**Work item:** In the memory management post below, please translate this sentence into Spanish: "The convenience function puts the new object instance into the autorelease pool."

**Excerpt to read:**
- - - - -

Charles
Charles

Reputation: 493

Why does this Code cause the EXC_BAD_ACCESS error?

Here's a piece of code I wrote for cleaning A string of unwanted chars and double spacing. However, I seem to have misunderstood memory management somewhere and it keeps causing the EXC_BAD_ACCESS error. The Code works fine functionally when the release statements are removed but that would cause memory leaks.

-(NSString*) cleaningString:(NSString*) input  {
NSCharacterSet* wantedCharacters=[[NSCharacterSet alloc] init];

   wantedCharacters=[ NSCharacterSet    
 characterSetWithCharactersInString:@"qwertyuiopasdfghjklzxcvbnm"];


NSString* cleanStringOutput=[[NSString alloc] initWithString:@""];
NSString* currentLetter =[[NSString alloc] initWithString:@" "];
NSRange unwantedCharacters=[currentLetter rangeOfCharacterFromSet:wantedCharacters];

for (int i=0; i<input.length; i++) {
    currentLetter=[NSString stringWithFormat:@"%c",[input characterAtIndex:i]];
    unwantedCharacters=[currentLetter rangeOfCharacterFromSet:wantedCharacters];
    doubleSpace=YES;
    if (i<input.length-1) {
        if (([currentLetter isEqualToString:@" "])&&([[NSString stringWithFormat:@"%c",[input characterAtIndex:i+1]] isEqualToString:@" "])) {
            doubleSpace=NO;}
    }
    else {
        if ([currentLetter isEqualToString:@" "]) {
            doubleSpace=NO;
        }
    }
    if ((unwantedCharacters.location!=NSNotFound)&&(doubleSpace))
    {
        cleanStringOutput=[NSString stringWithFormat:@"%@%@", cleanStringOutput, currentLetter];
    }
}
if (cleanStringOutput.length>0){
    if ([[NSString stringWithFormat:@"%c",[cleanStringOutput characterAtIndex:0]] isEqualToString:@" "]){
        cleanStringOutput=[cleanStringOutput substringFromIndex:1];
    }
}

[currentLetter release];
[wantedCharacters release];
[cleanStringOutput autorelease];
return cleanStringOutput;
}

Please forgive me if I just asked something painfully obvious.

P.S. And another question. Is it necessary to release the NSRange?

Upvotes: 1

Views: 414

Answers (4)

Jim
Jim

Reputation: 5960

You alloc/init a wantedCharacters object, then reassign it using a convenience function. The reassignment creates a zombie with the first object.

The convenience function puts the new object instance into the autorelease pool.

Then you call release. Since it was only retained once, it gets deallocated.

- - - - -

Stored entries
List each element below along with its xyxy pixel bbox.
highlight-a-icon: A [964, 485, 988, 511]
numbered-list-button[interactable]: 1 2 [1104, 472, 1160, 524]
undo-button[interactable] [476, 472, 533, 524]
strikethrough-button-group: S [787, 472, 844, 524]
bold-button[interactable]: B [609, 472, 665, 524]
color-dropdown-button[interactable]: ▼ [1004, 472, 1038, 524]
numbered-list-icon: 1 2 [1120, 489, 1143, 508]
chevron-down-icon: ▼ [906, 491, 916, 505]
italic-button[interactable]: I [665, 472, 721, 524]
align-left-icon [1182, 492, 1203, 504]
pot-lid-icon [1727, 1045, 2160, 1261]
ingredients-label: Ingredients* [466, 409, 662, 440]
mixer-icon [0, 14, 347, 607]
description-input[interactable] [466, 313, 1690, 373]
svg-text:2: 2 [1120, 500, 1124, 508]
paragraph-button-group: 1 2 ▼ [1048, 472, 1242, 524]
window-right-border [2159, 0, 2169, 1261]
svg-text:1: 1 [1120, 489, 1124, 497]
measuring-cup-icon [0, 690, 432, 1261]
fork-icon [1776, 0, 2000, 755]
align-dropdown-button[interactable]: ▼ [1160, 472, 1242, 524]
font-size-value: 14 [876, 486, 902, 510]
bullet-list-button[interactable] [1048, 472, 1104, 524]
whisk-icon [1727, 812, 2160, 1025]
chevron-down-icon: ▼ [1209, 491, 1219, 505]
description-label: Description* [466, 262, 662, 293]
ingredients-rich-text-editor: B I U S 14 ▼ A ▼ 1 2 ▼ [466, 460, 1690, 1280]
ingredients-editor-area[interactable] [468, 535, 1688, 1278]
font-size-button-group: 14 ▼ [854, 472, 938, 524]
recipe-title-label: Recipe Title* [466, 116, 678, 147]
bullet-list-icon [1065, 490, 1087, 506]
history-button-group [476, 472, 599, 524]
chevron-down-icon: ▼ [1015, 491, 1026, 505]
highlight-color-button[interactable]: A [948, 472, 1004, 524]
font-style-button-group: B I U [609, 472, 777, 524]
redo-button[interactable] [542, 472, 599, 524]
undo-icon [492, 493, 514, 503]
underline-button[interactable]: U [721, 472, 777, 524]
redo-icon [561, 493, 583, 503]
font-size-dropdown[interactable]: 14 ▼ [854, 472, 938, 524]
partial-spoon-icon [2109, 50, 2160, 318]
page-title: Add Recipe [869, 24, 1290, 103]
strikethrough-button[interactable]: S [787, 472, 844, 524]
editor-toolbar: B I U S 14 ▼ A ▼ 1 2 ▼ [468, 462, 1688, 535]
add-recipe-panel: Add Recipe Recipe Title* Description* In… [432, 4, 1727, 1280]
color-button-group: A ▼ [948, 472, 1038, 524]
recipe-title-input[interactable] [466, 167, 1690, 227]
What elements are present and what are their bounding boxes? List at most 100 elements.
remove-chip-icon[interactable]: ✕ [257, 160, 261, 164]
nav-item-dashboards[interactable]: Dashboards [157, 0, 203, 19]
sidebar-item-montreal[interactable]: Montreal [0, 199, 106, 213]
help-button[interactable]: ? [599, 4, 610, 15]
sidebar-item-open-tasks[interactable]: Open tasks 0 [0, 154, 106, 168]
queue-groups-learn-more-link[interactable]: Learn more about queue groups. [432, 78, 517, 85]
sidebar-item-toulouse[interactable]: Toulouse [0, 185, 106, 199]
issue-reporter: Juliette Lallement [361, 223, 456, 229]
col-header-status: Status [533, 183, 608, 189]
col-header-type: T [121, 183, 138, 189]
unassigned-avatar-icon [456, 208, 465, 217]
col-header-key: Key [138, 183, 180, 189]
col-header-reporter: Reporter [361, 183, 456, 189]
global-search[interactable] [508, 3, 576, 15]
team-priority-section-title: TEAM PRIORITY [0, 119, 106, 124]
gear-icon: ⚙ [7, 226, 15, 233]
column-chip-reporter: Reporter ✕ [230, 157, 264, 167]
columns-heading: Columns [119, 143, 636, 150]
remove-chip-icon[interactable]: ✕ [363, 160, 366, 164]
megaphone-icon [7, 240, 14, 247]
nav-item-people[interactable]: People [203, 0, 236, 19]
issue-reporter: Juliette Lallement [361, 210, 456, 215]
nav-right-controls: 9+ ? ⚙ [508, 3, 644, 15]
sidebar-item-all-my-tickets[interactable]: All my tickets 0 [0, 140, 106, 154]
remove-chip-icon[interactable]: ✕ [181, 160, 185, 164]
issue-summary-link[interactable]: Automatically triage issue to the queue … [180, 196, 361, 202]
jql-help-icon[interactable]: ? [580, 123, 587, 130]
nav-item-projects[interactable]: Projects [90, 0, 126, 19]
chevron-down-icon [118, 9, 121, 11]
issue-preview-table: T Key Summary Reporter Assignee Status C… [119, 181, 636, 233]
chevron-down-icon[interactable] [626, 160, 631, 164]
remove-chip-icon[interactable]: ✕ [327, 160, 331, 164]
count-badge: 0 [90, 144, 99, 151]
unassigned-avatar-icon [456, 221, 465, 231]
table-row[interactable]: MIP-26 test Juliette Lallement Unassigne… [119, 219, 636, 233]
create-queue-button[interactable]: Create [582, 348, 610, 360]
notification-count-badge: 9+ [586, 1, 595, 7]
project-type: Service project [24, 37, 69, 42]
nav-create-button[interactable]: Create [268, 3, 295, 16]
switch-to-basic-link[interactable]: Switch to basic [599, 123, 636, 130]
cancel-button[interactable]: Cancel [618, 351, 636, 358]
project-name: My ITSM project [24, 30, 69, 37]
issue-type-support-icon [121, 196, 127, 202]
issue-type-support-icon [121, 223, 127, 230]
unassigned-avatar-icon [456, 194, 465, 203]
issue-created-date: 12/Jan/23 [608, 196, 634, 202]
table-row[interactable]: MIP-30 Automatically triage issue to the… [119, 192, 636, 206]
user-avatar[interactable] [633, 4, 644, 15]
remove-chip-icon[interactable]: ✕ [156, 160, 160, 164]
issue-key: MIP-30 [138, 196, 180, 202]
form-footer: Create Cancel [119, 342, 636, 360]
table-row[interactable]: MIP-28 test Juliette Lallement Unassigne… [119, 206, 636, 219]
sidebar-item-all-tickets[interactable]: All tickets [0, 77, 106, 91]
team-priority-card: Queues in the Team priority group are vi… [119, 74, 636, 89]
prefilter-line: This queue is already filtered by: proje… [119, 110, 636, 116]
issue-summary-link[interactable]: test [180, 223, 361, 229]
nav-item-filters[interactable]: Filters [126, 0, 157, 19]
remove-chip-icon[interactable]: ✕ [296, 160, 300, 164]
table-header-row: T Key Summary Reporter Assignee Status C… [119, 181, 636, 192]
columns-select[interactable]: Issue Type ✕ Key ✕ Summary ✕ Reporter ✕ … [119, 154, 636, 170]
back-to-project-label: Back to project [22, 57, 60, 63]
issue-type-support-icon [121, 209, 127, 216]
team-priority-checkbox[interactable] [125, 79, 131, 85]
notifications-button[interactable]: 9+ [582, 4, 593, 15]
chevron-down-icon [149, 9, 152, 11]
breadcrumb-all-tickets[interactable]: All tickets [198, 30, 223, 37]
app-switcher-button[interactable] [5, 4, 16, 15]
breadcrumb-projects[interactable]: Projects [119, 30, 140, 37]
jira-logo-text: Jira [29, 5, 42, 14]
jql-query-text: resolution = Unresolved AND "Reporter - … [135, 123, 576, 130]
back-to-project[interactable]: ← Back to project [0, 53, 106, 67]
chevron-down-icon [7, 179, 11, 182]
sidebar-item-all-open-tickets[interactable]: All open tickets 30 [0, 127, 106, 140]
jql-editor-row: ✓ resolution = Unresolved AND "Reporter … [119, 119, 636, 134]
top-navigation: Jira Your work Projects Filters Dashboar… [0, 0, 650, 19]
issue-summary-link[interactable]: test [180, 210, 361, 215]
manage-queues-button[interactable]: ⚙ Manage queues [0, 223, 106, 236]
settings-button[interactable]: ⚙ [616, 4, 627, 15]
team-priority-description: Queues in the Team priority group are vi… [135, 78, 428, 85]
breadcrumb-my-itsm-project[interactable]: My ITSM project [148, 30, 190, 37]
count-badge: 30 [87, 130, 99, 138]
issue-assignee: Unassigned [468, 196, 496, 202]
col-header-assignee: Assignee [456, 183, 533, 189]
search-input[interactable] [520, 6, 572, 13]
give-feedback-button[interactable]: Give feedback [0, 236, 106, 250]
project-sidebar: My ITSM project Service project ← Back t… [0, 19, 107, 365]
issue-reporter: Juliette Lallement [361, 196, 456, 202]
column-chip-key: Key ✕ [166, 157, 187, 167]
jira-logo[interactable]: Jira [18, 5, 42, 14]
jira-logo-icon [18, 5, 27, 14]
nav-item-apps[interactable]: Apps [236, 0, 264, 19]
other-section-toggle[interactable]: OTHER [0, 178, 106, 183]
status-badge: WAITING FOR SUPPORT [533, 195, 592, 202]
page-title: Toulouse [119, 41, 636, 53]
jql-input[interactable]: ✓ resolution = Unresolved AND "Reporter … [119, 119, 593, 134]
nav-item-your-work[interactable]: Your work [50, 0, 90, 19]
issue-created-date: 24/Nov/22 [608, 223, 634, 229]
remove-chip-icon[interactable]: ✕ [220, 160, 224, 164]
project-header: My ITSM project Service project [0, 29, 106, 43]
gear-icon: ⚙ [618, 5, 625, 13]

- - - - -

**Expected output:** La función de conveniencia coloca la nueva instancia del objeto en el autorelease pool.